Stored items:
>>

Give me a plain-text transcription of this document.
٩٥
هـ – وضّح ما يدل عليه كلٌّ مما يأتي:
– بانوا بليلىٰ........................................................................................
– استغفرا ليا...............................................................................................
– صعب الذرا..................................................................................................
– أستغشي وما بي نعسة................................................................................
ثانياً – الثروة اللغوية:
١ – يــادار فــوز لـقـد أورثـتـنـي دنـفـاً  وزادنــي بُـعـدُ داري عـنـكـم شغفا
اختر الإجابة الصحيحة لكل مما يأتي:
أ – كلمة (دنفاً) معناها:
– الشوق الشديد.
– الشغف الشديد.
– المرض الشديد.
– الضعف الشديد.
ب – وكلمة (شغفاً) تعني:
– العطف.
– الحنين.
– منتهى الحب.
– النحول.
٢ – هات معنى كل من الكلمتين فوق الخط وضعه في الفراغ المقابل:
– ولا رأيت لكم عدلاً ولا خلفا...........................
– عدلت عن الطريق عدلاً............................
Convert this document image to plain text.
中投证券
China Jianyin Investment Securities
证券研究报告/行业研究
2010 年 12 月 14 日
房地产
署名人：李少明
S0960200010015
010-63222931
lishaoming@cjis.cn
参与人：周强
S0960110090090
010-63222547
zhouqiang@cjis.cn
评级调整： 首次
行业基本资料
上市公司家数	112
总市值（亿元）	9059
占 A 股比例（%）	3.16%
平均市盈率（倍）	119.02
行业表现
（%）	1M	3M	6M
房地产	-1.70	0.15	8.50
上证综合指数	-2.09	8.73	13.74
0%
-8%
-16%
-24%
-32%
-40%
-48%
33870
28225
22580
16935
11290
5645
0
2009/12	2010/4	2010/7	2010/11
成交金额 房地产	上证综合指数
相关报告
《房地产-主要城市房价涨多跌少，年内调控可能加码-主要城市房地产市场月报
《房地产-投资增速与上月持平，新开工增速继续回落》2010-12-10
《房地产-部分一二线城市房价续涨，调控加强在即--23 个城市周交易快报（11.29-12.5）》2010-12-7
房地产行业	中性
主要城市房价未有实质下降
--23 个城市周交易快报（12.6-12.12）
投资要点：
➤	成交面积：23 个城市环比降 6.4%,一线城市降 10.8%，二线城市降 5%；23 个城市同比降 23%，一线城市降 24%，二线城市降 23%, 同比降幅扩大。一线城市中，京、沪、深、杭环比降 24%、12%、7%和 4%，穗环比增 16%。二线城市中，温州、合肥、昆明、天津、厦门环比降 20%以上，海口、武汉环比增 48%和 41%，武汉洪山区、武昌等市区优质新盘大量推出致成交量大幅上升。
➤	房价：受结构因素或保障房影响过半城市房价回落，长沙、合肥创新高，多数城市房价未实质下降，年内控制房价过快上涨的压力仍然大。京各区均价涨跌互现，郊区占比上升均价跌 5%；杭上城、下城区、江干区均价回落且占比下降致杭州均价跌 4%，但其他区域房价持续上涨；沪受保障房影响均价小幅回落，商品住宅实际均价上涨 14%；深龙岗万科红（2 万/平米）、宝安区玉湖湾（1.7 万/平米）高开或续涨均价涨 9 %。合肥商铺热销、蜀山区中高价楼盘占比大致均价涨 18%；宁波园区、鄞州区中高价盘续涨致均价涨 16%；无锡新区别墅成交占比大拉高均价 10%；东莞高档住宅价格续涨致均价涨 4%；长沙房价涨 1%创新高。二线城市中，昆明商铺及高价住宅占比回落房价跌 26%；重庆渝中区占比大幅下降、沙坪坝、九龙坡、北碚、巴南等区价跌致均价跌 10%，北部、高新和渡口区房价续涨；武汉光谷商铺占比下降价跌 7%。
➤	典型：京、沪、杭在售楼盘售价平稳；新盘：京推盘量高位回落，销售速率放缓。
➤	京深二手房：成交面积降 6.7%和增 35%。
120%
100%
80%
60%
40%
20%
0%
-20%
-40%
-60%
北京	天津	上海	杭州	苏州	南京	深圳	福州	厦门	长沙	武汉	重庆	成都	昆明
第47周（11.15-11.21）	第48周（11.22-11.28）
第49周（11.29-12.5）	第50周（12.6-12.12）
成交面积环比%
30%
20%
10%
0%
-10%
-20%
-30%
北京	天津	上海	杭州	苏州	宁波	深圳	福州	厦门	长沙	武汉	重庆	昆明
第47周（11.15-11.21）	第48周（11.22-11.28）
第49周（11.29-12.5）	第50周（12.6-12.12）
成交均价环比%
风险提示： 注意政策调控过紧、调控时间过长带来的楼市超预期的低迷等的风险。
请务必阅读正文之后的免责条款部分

<<

* [Your goal]:
Retype all of the data shown above, word for word.

* [Result]:
Give me a plain-text transcription of this document.
٩٥
هـ – وضّح ما يدل عليه كلٌّ مما يأتي:
– بانوا بليلىٰ........................................................................................
– استغفرا ليا...............................................................................................
– صعب الذرا..................................................................................................
– أستغشي وما بي نعسة................................................................................
ثانياً – الثروة اللغوية:
١ – يــادار فــوز لـقـد أورثـتـنـي دنـفـاً  وزادنــي بُـعـدُ داري عـنـكـم شغفا
اختر الإجابة الصحيحة لكل مما يأتي:
أ – كلمة (دنفاً) معناها:
– الشوق الشديد.
– الشغف الشديد.
– المرض الشديد.
– الضعف الشديد.
ب – وكلمة (شغفاً) تعني:
– العطف.
– الحنين.
– منتهى الحب.
– النحول.
٢ – هات معنى كل من الكلمتين فوق الخط وضعه في الفراغ المقابل:
– ولا رأيت لكم عدلاً ولا خلفا...........................
– عدلت عن الطريق عدلاً............................
Convert this document image to plain text.
中投证券
China Jianyin Investment Securities
证券研究报告/行业研究
2010 年 12 月 14 日
房地产
署名人：李少明
S0960200010015
010-63222931
lishaoming@cjis.cn
参与人：周强
S0960110090090
010-63222547
zhouqiang@cjis.cn
评级调整： 首次
行业基本资料
上市公司家数	112
总市值（亿元）	9059
占 A 股比例（%）	3.16%
平均市盈率（倍）	119.02
行业表现
（%）	1M	3M	6M
房地产	-1.70	0.15	8.50
上证综合指数	-2.09	8.73	13.74
0%
-8%
-16%
-24%
-32%
-40%
-48%
33870
28225
22580
16935
11290
5645
0
2009/12	2010/4	2010/7	2010/11
成交金额 房地产	上证综合指数
相关报告
《房地产-主要城市房价涨多跌少，年内调控可能加码-主要城市房地产市场月报
《房地产-投资增速与上月持平，新开工增速继续回落》2010-12-10
《房地产-部分一二线城市房价续涨，调控加强在即--23 个城市周交易快报（11.29-12.5）》2010-12-7
房地产行业	中性
主要城市房价未有实质下降
--23 个城市周交易快报（12.6-12.12）
投资要点：
➤	成交面积：23 个城市环比降 6.4%,一线城市降 10.8%，二线城市降 5%；23 个城市同比降 23%，一线城市降 24%，二线城市降 23%, 同比降幅扩大。一线城市中，京、沪、深、杭环比降 24%、12%、7%和 4%，穗环比增 16%。二线城市中，温州、合肥、昆明、天津、厦门环比降 20%以上，海口、武汉环比增 48%和 41%，武汉洪山区、武昌等市区优质新盘大量推出致成交量大幅上升。
➤	房价：受结构因素或保障房影响过半城市房价回落，长沙、合肥创新高，多数城市房价未实质下降，年内控制房价过快上涨的压力仍然大。京各区均价涨跌互现，郊区占比上升均价跌 5%；杭上城、下城区、江干区均价回落且占比下降致杭州均价跌 4%，但其他区域房价持续上涨；沪受保障房影响均价小幅回落，商品住宅实际均价上涨 14%；深龙岗万科红（2 万/平米）、宝安区玉湖湾（1.7 万/平米）高开或续涨均价涨 9 %。合肥商铺热销、蜀山区中高价楼盘占比大致均价涨 18%；宁波园区、鄞州区中高价盘续涨致均价涨 16%；无锡新区别墅成交占比大拉高均价 10%；东莞高档住宅价格续涨致均价涨 4%；长沙房价涨 1%创新高。二线城市中，昆明商铺及高价住宅占比回落房价跌 26%；重庆渝中区占比大幅下降、沙坪坝、九龙坡、北碚、巴南等区价跌致均价跌 10%，北部、高新和渡口区房价续涨；武汉光谷商铺占比下降价跌 7%。
➤	典型：京、沪、杭在售楼盘售价平稳；新盘：京推盘量高位回落，销售速率放缓。
➤	京深二手房：成交面积降 6.7%和增 35%。
120%
100%
80%
60%
40%
20%
0%
-20%
-40%
-60%
北京	天津	上海	杭州	苏州	南京	深圳	福州	厦门	长沙	武汉	重庆	成都	昆明
第47周（11.15-11.21）	第48周（11.22-11.28）
第49周（11.29-12.5）	第50周（12.6-12.12）
成交面积环比%
30%
20%
10%
0%
-10%
-20%
-30%
北京	天津	上海	杭州	苏州	宁波	深圳	福州	厦门	长沙	武汉	重庆	昆明
第47周（11.15-11.21）	第48周（11.22-11.28）
第49周（11.29-12.5）	第50周（12.6-12.12）
成交均价环比%
风险提示： 注意政策调控过紧、调控时间过长带来的楼市超预期的低迷等的风险。
请务必阅读正文之后的免责条款部分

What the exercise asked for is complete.